## CHALLENGE
Take the material below and write it all out again exactly.
- - -
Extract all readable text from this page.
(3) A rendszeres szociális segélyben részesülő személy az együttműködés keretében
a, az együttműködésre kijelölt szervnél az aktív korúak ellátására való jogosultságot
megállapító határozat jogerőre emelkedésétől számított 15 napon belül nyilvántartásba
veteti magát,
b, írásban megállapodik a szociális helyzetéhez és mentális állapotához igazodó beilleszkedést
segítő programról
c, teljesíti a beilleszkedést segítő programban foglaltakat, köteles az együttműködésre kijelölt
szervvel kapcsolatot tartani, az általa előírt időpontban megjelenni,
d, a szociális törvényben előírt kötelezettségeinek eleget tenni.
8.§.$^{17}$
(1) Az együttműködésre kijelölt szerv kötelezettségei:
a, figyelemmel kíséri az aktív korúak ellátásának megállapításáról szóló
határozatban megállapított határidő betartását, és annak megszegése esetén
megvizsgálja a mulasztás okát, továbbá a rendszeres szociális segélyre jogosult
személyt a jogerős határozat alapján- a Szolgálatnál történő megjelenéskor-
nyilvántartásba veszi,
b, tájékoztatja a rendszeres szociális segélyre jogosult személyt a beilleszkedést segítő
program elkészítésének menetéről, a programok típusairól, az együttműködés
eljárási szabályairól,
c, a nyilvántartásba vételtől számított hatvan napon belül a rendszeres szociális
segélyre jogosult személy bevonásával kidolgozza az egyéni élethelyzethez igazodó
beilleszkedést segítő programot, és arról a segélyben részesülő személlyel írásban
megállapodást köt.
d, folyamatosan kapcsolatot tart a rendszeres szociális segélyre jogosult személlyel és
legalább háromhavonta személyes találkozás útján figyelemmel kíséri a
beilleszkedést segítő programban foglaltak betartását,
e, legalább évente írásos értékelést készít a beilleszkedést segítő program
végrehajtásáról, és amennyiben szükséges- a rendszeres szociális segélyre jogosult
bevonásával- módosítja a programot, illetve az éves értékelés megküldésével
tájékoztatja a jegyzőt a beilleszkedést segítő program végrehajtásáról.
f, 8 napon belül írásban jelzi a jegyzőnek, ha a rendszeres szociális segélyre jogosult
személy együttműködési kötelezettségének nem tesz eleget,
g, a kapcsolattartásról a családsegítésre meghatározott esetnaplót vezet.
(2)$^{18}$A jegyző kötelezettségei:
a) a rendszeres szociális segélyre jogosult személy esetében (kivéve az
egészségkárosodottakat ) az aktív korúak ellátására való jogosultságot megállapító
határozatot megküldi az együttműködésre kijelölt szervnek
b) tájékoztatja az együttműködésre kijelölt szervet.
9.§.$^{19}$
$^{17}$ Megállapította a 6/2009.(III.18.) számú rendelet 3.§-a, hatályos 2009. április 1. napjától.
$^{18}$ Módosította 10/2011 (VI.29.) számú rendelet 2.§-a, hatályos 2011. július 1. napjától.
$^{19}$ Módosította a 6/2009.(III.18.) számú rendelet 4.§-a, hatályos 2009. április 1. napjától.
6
- - -
## THE SOLUTION
Extract all readable text from this page.
(3) A rendszeres szociális segélyben részesülő személy az együttműködés keretében
a, az együttműködésre kijelölt szervnél az aktív korúak ellátására való jogosultságot
megállapító határozat jogerőre emelkedésétől számított 15 napon belül nyilvántartásba
veteti magát,
b, írásban megállapodik a szociális helyzetéhez és mentális állapotához igazodó beilleszkedést
segítő programról
c, teljesíti a beilleszkedést segítő programban foglaltakat, köteles az együttműködésre kijelölt
szervvel kapcsolatot tartani, az általa előírt időpontban megjelenni,
d, a szociális törvényben előírt kötelezettségeinek eleget tenni.
8.§.$^{17}$
(1) Az együttműködésre kijelölt szerv kötelezettségei:
a, figyelemmel kíséri az aktív korúak ellátásának megállapításáról szóló
határozatban megállapított határidő betartását, és annak megszegése esetén
megvizsgálja a mulasztás okát, továbbá a rendszeres szociális segélyre jogosult
személyt a jogerős határozat alapján- a Szolgálatnál történő megjelenéskor-
nyilvántartásba veszi,
b, tájékoztatja a rendszeres szociális segélyre jogosult személyt a beilleszkedést segítő
program elkészítésének menetéről, a programok típusairól, az együttműködés
eljárási szabályairól,
c, a nyilvántartásba vételtől számított hatvan napon belül a rendszeres szociális
segélyre jogosult személy bevonásával kidolgozza az egyéni élethelyzethez igazodó
beilleszkedést segítő programot, és arról a segélyben részesülő személlyel írásban
megállapodást köt.
d, folyamatosan kapcsolatot tart a rendszeres szociális segélyre jogosult személlyel és
legalább háromhavonta személyes találkozás útján figyelemmel kíséri a
beilleszkedést segítő programban foglaltak betartását,
e, legalább évente írásos értékelést készít a beilleszkedést segítő program
végrehajtásáról, és amennyiben szükséges- a rendszeres szociális segélyre jogosult
bevonásával- módosítja a programot, illetve az éves értékelés megküldésével
tájékoztatja a jegyzőt a beilleszkedést segítő program végrehajtásáról.
f, 8 napon belül írásban jelzi a jegyzőnek, ha a rendszeres szociális segélyre jogosult
személy együttműködési kötelezettségének nem tesz eleget,
g, a kapcsolattartásról a családsegítésre meghatározott esetnaplót vezet.
(2)$^{18}$A jegyző kötelezettségei:
a) a rendszeres szociális segélyre jogosult személy esetében (kivéve az
egészségkárosodottakat ) az aktív korúak ellátására való jogosultságot megállapító
határozatot megküldi az együttműködésre kijelölt szervnek
b) tájékoztatja az együttműködésre kijelölt szervet.
9.§.$^{19}$
$^{17}$ Megállapította a 6/2009.(III.18.) számú rendelet 3.§-a, hatályos 2009. április 1. napjától.
$^{18}$ Módosította 10/2011 (VI.29.) számú rendelet 2.§-a, hatályos 2011. július 1. napjától.
$^{19}$ Módosította a 6/2009.(III.18.) számú rendelet 4.§-a, hatályos 2009. április 1. napjától.
6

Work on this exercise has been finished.